(Figure content listings)
● ● ●
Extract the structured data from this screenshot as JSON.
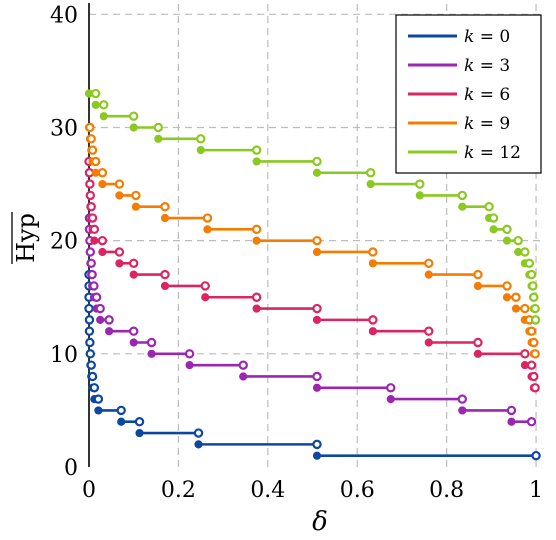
{
  "chart_data": {
    "type": "line",
    "title": "",
    "xlabel": "δ",
    "ylabel": "Hyp",
    "xlim": [
      0,
      1.02
    ],
    "ylim": [
      0,
      41
    ],
    "x_ticks": [
      0,
      0.2,
      0.4,
      0.6,
      0.8,
      1
    ],
    "x_tick_labels": [
      "0",
      "0.2",
      "0.4",
      "0.6",
      "0.8",
      "1"
    ],
    "y_ticks": [
      0,
      10,
      20,
      30,
      40
    ],
    "y_tick_labels": [
      "0",
      "10",
      "20",
      "30",
      "40"
    ],
    "grid": true,
    "legend_position": "top-right",
    "series": [
      {
        "name": "k = 0",
        "color": "#0d47a1",
        "steps": [
          {
            "y": 1,
            "x0": 0.51,
            "x1": 1.0
          },
          {
            "y": 2,
            "x0": 0.245,
            "x1": 0.51
          },
          {
            "y": 3,
            "x0": 0.113,
            "x1": 0.245
          },
          {
            "y": 4,
            "x0": 0.072,
            "x1": 0.113
          },
          {
            "y": 5,
            "x0": 0.021,
            "x1": 0.072
          },
          {
            "y": 6,
            "x0": 0.012,
            "x1": 0.021
          },
          {
            "y": 7,
            "x0": 0.008,
            "x1": 0.012
          },
          {
            "y": 8,
            "x0": 0.005,
            "x1": 0.008
          },
          {
            "y": 9,
            "x0": 0.003,
            "x1": 0.005
          },
          {
            "y": 10,
            "x0": 0.002,
            "x1": 0.003
          },
          {
            "y": 11,
            "x0": 0.001,
            "x1": 0.002
          },
          {
            "y": 12,
            "x0": 0.001,
            "x1": 0.001
          },
          {
            "y": 13,
            "x0": 0.0,
            "x1": 0.001
          },
          {
            "y": 14,
            "x0": 0.0,
            "x1": 0.0
          },
          {
            "y": 15,
            "x0": 0.0,
            "x1": 0.0
          },
          {
            "y": 16,
            "x0": 0.0,
            "x1": 0.0
          },
          {
            "y": 17,
            "x0": 0.0,
            "x1": 0.0
          }
        ]
      },
      {
        "name": "k = 3",
        "color": "#9b27b0",
        "steps": [
          {
            "y": 4,
            "x0": 0.945,
            "x1": 0.99
          },
          {
            "y": 5,
            "x0": 0.835,
            "x1": 0.945
          },
          {
            "y": 6,
            "x0": 0.675,
            "x1": 0.835
          },
          {
            "y": 7,
            "x0": 0.51,
            "x1": 0.675
          },
          {
            "y": 8,
            "x0": 0.345,
            "x1": 0.51
          },
          {
            "y": 9,
            "x0": 0.225,
            "x1": 0.345
          },
          {
            "y": 10,
            "x0": 0.14,
            "x1": 0.225
          },
          {
            "y": 11,
            "x0": 0.1,
            "x1": 0.14
          },
          {
            "y": 12,
            "x0": 0.045,
            "x1": 0.1
          },
          {
            "y": 13,
            "x0": 0.025,
            "x1": 0.045
          },
          {
            "y": 14,
            "x0": 0.017,
            "x1": 0.025
          },
          {
            "y": 15,
            "x0": 0.011,
            "x1": 0.017
          },
          {
            "y": 16,
            "x0": 0.007,
            "x1": 0.011
          },
          {
            "y": 17,
            "x0": 0.005,
            "x1": 0.007
          },
          {
            "y": 18,
            "x0": 0.003,
            "x1": 0.005
          },
          {
            "y": 19,
            "x0": 0.002,
            "x1": 0.003
          },
          {
            "y": 20,
            "x0": 0.001,
            "x1": 0.002
          },
          {
            "y": 21,
            "x0": 0.001,
            "x1": 0.001
          },
          {
            "y": 22,
            "x0": 0.0,
            "x1": 0.001
          }
        ]
      },
      {
        "name": "k = 6",
        "color": "#dc2460",
        "steps": [
          {
            "y": 7,
            "x0": 0.995,
            "x1": 0.998
          },
          {
            "y": 8,
            "x0": 0.99,
            "x1": 0.995
          },
          {
            "y": 9,
            "x0": 0.975,
            "x1": 0.99
          },
          {
            "y": 10,
            "x0": 0.87,
            "x1": 0.975
          },
          {
            "y": 11,
            "x0": 0.76,
            "x1": 0.87
          },
          {
            "y": 12,
            "x0": 0.635,
            "x1": 0.76
          },
          {
            "y": 13,
            "x0": 0.51,
            "x1": 0.635
          },
          {
            "y": 14,
            "x0": 0.375,
            "x1": 0.51
          },
          {
            "y": 15,
            "x0": 0.26,
            "x1": 0.375
          },
          {
            "y": 16,
            "x0": 0.17,
            "x1": 0.26
          },
          {
            "y": 17,
            "x0": 0.1,
            "x1": 0.17
          },
          {
            "y": 18,
            "x0": 0.068,
            "x1": 0.1
          },
          {
            "y": 19,
            "x0": 0.03,
            "x1": 0.068
          },
          {
            "y": 20,
            "x0": 0.012,
            "x1": 0.03
          },
          {
            "y": 21,
            "x0": 0.008,
            "x1": 0.012
          },
          {
            "y": 22,
            "x0": 0.005,
            "x1": 0.008
          },
          {
            "y": 23,
            "x0": 0.003,
            "x1": 0.005
          },
          {
            "y": 24,
            "x0": 0.002,
            "x1": 0.003
          },
          {
            "y": 25,
            "x0": 0.001,
            "x1": 0.002
          },
          {
            "y": 26,
            "x0": 0.0,
            "x1": 0.001
          },
          {
            "y": 27,
            "x0": 0.0,
            "x1": 0.0
          }
        ]
      },
      {
        "name": "k = 9",
        "color": "#f57c00",
        "steps": [
          {
            "y": 10,
            "x0": 0.995,
            "x1": 0.998
          },
          {
            "y": 11,
            "x0": 0.99,
            "x1": 0.995
          },
          {
            "y": 12,
            "x0": 0.985,
            "x1": 0.99
          },
          {
            "y": 13,
            "x0": 0.975,
            "x1": 0.985
          },
          {
            "y": 14,
            "x0": 0.955,
            "x1": 0.975
          },
          {
            "y": 15,
            "x0": 0.935,
            "x1": 0.955
          },
          {
            "y": 16,
            "x0": 0.87,
            "x1": 0.935
          },
          {
            "y": 17,
            "x0": 0.76,
            "x1": 0.87
          },
          {
            "y": 18,
            "x0": 0.635,
            "x1": 0.76
          },
          {
            "y": 19,
            "x0": 0.51,
            "x1": 0.635
          },
          {
            "y": 20,
            "x0": 0.375,
            "x1": 0.51
          },
          {
            "y": 21,
            "x0": 0.265,
            "x1": 0.375
          },
          {
            "y": 22,
            "x0": 0.17,
            "x1": 0.265
          },
          {
            "y": 23,
            "x0": 0.105,
            "x1": 0.17
          },
          {
            "y": 24,
            "x0": 0.068,
            "x1": 0.105
          },
          {
            "y": 25,
            "x0": 0.03,
            "x1": 0.068
          },
          {
            "y": 26,
            "x0": 0.015,
            "x1": 0.03
          },
          {
            "y": 27,
            "x0": 0.008,
            "x1": 0.015
          },
          {
            "y": 28,
            "x0": 0.005,
            "x1": 0.008
          },
          {
            "y": 29,
            "x0": 0.002,
            "x1": 0.005
          },
          {
            "y": 30,
            "x0": 0.0,
            "x1": 0.002
          }
        ]
      },
      {
        "name": "k = 12",
        "color": "#8bc820",
        "steps": [
          {
            "y": 13,
            "x0": 0.998,
            "x1": 0.999
          },
          {
            "y": 14,
            "x0": 0.995,
            "x1": 0.998
          },
          {
            "y": 15,
            "x0": 0.993,
            "x1": 0.995
          },
          {
            "y": 16,
            "x0": 0.99,
            "x1": 0.993
          },
          {
            "y": 17,
            "x0": 0.985,
            "x1": 0.99
          },
          {
            "y": 18,
            "x0": 0.975,
            "x1": 0.985
          },
          {
            "y": 19,
            "x0": 0.96,
            "x1": 0.975
          },
          {
            "y": 20,
            "x0": 0.935,
            "x1": 0.96
          },
          {
            "y": 21,
            "x0": 0.905,
            "x1": 0.935
          },
          {
            "y": 22,
            "x0": 0.895,
            "x1": 0.905
          },
          {
            "y": 23,
            "x0": 0.835,
            "x1": 0.895
          },
          {
            "y": 24,
            "x0": 0.74,
            "x1": 0.835
          },
          {
            "y": 25,
            "x0": 0.63,
            "x1": 0.74
          },
          {
            "y": 26,
            "x0": 0.51,
            "x1": 0.63
          },
          {
            "y": 27,
            "x0": 0.375,
            "x1": 0.51
          },
          {
            "y": 28,
            "x0": 0.25,
            "x1": 0.375
          },
          {
            "y": 29,
            "x0": 0.155,
            "x1": 0.25
          },
          {
            "y": 30,
            "x0": 0.1,
            "x1": 0.155
          },
          {
            "y": 31,
            "x0": 0.033,
            "x1": 0.1
          },
          {
            "y": 32,
            "x0": 0.015,
            "x1": 0.033
          },
          {
            "y": 33,
            "x0": 0.0,
            "x1": 0.015
          }
        ]
      }
    ]
  }
}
● ● ●
_EXERCISE TASK_
Extract all lines of the records above that include "name".

_RESPONSE FOR THIS EXERCISE_
        "name": "k = 0",
        "name": "k = 3",
        "name": "k = 6",
        "name": "k = 9",
        "name": "k = 12",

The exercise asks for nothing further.